- Task details
Go through the data below. List every line that holds the word "Crick".

★ ★ ★ ★ ★ ★ ★

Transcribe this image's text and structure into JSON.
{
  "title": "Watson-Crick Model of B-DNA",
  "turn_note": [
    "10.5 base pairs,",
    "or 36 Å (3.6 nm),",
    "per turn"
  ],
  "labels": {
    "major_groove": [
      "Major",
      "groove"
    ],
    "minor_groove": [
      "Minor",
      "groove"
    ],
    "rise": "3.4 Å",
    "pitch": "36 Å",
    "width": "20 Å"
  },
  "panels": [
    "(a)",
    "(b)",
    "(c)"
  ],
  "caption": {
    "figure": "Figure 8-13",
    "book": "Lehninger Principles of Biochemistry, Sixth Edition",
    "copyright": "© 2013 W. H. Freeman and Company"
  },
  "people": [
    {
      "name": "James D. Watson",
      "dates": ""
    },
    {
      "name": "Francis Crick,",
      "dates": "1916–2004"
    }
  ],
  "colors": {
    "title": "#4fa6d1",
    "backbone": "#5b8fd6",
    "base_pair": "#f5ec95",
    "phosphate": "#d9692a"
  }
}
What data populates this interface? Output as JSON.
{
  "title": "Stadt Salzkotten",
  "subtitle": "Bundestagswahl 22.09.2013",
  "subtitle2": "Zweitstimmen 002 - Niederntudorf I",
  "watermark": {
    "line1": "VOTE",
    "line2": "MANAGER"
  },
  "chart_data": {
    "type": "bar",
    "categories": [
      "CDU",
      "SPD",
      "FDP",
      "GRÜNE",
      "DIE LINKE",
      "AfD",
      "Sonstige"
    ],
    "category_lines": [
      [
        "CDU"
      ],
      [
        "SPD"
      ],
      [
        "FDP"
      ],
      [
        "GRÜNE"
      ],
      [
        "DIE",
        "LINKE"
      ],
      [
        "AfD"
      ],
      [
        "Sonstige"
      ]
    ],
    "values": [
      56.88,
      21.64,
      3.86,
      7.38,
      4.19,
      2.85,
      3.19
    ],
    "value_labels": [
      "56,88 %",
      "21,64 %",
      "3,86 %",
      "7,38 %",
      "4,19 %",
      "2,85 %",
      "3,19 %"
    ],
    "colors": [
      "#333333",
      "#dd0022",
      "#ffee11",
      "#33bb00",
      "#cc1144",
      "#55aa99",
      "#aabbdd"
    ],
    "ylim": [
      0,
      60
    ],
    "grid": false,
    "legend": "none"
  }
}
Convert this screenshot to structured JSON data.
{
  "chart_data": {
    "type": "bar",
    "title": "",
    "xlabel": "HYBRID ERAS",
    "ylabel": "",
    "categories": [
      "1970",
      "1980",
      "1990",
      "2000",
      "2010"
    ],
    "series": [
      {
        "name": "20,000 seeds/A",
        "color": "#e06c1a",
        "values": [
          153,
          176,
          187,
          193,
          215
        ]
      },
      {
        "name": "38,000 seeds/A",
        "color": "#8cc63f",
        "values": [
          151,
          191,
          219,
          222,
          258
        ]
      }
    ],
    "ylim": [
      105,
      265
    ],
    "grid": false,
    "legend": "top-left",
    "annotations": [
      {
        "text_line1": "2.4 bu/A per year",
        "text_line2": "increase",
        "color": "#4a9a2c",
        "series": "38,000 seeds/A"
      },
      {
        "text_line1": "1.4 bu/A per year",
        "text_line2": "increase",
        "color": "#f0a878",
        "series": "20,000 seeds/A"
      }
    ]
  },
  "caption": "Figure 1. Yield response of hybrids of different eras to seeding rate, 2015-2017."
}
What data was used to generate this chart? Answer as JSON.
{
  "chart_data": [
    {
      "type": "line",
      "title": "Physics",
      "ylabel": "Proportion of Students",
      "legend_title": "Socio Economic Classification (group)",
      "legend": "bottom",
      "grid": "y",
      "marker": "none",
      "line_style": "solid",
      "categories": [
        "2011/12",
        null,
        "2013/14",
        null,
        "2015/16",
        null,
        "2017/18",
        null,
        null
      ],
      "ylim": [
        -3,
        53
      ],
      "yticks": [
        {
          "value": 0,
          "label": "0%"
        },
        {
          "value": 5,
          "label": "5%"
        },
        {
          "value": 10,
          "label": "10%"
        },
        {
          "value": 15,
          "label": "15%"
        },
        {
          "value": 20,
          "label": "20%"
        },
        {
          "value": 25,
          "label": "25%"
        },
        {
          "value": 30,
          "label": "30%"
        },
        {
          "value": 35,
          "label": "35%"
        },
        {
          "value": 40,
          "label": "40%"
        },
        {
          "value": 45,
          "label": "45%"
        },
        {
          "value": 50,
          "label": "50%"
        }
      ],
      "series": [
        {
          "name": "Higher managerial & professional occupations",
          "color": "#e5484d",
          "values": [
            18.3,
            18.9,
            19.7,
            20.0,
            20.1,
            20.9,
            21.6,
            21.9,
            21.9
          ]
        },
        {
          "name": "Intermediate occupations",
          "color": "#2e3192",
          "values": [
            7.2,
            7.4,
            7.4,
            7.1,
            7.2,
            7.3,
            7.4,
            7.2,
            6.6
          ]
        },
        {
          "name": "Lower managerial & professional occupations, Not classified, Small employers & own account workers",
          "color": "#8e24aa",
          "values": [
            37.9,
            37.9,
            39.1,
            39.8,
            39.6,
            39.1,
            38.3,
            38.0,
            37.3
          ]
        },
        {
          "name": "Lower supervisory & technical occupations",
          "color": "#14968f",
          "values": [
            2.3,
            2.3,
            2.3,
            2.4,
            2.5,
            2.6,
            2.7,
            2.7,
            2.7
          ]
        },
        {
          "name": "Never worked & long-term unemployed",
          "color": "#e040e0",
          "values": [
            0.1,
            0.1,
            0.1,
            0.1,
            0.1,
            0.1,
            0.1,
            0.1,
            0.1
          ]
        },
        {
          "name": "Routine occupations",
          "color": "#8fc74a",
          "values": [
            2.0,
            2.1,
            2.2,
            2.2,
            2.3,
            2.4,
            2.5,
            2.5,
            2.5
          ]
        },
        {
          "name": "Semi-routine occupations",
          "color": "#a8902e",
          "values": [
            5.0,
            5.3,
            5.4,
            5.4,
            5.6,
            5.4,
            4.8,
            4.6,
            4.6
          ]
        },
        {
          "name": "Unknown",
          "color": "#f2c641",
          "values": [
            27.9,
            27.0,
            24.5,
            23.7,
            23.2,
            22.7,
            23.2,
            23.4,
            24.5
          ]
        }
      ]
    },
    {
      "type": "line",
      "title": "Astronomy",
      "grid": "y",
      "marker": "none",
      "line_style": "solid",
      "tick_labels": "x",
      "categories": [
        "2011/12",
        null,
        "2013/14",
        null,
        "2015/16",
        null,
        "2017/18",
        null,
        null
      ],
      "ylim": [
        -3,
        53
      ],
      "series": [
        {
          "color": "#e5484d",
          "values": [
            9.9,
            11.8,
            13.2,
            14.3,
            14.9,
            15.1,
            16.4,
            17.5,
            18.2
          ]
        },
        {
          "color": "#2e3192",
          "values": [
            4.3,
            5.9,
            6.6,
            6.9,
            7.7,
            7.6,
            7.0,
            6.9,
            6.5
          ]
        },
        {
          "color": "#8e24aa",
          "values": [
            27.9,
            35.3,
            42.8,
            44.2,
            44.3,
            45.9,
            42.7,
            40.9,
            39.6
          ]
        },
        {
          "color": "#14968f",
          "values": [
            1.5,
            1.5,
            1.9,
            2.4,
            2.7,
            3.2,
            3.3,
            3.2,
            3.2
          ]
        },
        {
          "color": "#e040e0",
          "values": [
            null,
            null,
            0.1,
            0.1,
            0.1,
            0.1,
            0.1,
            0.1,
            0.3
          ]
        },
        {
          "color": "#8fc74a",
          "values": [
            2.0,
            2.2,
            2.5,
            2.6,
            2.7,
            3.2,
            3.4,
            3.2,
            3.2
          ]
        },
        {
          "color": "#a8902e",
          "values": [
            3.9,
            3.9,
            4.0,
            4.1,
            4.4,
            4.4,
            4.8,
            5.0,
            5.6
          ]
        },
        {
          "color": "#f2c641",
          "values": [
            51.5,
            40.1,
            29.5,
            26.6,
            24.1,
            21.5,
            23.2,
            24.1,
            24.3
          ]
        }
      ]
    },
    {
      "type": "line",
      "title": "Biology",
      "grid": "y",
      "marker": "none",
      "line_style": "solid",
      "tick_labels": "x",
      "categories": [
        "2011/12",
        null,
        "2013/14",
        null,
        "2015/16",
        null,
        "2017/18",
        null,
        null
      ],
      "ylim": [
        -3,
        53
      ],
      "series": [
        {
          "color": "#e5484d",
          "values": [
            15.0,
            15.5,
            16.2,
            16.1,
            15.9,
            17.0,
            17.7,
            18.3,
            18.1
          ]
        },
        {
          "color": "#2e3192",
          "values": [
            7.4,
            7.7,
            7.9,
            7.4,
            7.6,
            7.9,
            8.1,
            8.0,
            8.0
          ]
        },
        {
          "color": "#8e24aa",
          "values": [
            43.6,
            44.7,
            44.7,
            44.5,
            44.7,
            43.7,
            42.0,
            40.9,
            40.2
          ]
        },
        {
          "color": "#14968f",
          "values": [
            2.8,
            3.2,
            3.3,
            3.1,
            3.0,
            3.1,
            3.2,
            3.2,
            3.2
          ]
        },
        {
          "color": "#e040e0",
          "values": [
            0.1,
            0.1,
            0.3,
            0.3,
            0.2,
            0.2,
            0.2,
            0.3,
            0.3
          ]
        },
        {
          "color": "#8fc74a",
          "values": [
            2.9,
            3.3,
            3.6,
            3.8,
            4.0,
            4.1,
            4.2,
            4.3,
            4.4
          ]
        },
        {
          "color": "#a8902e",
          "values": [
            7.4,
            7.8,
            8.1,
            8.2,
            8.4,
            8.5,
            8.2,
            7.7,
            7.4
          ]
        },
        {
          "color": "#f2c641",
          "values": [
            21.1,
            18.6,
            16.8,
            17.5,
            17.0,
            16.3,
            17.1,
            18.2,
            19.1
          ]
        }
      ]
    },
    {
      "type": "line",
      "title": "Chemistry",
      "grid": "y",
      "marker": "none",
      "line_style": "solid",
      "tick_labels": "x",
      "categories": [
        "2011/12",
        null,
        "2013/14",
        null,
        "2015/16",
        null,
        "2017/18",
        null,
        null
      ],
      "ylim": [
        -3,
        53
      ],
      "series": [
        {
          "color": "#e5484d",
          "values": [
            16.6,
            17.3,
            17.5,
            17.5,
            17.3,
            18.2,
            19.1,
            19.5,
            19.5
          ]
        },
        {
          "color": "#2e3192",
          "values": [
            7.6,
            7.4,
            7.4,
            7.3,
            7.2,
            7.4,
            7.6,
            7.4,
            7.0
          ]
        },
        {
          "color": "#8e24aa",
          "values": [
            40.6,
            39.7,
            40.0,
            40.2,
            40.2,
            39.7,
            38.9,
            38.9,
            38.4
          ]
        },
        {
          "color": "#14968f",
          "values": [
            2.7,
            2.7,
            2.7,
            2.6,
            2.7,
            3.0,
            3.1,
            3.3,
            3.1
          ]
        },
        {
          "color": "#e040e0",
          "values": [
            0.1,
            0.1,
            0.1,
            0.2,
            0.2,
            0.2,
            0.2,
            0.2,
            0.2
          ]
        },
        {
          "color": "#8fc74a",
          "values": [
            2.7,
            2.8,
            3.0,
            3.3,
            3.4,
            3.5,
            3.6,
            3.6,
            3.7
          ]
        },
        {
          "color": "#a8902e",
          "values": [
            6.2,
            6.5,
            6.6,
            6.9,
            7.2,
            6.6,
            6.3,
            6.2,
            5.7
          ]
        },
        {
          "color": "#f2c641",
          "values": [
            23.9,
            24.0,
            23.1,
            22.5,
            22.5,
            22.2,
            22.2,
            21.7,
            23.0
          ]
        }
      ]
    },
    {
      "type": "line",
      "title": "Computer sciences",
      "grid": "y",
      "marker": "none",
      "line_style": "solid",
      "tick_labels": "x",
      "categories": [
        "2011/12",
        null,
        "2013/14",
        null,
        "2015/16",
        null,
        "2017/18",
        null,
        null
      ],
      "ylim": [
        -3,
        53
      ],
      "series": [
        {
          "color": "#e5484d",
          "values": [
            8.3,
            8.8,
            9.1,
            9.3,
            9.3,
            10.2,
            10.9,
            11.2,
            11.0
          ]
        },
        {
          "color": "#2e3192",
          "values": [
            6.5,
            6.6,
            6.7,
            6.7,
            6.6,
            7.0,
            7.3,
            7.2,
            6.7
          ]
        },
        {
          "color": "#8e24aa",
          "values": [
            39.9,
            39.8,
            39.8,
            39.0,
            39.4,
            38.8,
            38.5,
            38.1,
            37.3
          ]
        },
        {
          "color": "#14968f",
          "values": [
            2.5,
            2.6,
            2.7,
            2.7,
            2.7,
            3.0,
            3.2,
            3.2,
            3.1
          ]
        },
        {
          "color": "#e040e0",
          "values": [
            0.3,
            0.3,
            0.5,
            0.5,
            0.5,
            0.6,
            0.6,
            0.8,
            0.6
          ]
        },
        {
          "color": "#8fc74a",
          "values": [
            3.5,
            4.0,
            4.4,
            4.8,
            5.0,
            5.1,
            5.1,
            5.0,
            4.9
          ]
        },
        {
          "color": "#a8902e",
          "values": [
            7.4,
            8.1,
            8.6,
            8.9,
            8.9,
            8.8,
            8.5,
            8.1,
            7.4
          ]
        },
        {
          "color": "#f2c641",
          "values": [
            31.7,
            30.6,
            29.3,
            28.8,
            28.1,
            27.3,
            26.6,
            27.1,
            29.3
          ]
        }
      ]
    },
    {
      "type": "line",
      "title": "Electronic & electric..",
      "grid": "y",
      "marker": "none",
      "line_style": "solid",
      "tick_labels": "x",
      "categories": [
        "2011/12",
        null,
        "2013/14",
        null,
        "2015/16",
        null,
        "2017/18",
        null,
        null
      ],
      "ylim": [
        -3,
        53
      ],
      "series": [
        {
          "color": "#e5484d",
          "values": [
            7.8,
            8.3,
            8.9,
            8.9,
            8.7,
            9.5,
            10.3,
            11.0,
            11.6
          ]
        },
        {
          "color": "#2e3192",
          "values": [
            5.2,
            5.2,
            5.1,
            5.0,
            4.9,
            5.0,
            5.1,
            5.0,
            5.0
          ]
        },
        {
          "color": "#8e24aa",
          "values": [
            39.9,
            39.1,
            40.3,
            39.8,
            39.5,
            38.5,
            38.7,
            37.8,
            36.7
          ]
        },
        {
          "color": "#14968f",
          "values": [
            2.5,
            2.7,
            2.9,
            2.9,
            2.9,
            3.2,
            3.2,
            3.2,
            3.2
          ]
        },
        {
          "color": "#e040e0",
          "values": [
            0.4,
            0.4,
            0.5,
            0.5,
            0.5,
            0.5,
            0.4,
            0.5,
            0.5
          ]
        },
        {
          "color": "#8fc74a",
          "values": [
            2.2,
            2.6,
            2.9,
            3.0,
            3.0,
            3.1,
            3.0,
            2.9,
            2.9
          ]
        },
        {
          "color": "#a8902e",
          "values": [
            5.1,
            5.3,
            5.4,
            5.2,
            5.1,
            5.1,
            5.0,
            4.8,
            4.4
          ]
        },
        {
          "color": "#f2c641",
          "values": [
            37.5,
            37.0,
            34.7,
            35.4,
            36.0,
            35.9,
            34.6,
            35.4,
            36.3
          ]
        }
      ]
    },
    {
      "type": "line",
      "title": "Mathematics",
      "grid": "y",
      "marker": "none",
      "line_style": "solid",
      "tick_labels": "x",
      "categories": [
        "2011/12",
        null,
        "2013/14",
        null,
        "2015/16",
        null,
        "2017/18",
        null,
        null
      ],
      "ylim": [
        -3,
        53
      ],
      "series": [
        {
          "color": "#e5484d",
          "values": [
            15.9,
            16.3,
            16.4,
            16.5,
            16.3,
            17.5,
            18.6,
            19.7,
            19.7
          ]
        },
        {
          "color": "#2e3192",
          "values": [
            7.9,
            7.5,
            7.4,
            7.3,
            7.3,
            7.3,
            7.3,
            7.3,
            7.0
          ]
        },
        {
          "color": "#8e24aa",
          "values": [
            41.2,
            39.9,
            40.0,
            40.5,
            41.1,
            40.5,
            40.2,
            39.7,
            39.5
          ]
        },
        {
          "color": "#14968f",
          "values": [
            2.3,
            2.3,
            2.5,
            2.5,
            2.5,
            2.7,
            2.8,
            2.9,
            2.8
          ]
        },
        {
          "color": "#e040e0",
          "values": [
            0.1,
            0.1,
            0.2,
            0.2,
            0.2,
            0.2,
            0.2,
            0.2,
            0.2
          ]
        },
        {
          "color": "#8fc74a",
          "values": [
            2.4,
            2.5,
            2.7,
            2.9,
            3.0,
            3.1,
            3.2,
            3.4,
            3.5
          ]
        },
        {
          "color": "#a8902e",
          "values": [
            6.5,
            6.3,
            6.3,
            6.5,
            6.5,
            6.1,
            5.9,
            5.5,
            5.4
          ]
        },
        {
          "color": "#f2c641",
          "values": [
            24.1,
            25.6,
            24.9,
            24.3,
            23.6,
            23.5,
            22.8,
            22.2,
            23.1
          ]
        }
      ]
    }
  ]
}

★ ★ ★ ★ ★ ★ ★

- Answer to this task
  "title": "Watson-Crick Model of B-DNA",
      "name": "Francis Crick,",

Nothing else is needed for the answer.